Present each line of the entries below that holds the word "заказчика".

________________________

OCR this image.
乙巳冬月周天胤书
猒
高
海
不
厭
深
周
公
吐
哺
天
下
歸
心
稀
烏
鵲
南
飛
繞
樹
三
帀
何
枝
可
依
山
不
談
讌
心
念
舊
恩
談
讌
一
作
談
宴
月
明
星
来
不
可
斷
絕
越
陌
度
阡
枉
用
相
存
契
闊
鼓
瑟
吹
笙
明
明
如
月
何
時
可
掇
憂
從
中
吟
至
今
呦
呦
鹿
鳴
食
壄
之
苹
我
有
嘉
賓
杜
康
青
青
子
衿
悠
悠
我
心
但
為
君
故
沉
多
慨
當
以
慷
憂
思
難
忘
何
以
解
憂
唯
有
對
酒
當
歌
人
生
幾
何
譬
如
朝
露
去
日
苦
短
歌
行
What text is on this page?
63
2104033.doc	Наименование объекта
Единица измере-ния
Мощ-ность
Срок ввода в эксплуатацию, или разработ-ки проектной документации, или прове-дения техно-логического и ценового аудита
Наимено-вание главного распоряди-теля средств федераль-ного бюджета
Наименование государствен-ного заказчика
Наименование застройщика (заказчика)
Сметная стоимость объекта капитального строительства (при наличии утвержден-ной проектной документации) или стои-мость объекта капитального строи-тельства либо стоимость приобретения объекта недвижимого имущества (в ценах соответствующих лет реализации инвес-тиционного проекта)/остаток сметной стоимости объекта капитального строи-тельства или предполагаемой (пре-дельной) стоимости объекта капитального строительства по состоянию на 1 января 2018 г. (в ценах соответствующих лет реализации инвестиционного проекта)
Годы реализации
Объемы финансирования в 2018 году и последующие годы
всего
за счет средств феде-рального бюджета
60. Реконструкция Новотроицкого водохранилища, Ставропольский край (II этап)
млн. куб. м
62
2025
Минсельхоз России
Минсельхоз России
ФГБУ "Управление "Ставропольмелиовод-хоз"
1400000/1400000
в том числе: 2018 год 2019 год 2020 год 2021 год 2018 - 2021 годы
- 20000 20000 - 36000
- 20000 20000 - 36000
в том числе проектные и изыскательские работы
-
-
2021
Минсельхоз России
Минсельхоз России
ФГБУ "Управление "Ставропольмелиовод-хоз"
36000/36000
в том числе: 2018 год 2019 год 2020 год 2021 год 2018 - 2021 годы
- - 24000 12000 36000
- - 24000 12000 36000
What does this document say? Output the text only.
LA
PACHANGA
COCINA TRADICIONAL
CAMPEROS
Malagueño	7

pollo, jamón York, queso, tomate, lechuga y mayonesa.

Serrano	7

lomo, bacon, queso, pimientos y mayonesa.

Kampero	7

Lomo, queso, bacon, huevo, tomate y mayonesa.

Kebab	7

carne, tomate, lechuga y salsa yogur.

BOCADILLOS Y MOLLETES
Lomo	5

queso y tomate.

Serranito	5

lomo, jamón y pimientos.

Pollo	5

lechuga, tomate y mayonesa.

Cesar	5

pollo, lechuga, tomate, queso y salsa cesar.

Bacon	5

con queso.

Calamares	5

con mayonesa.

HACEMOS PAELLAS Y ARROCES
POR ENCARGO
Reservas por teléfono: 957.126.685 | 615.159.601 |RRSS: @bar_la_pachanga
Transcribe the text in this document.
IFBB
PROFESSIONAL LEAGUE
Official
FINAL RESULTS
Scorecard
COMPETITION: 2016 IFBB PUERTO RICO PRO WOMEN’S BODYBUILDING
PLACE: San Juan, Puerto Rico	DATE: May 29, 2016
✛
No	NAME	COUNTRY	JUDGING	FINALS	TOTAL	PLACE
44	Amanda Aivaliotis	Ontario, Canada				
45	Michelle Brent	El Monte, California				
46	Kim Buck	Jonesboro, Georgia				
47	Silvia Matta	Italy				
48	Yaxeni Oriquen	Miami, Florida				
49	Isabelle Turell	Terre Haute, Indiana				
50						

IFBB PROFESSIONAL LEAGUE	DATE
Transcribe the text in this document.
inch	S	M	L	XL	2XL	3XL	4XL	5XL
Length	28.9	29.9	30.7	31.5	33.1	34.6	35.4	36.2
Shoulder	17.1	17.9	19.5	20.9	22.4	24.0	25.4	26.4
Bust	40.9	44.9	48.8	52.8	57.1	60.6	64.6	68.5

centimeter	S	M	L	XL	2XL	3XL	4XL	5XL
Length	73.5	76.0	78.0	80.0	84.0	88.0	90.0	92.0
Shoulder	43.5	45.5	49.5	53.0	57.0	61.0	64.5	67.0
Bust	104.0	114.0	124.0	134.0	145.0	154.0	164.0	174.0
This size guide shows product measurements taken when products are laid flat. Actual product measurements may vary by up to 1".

________________________

- **Right answer**:
Наименование государствен-ного заказчика
Наименование застройщика (заказчика)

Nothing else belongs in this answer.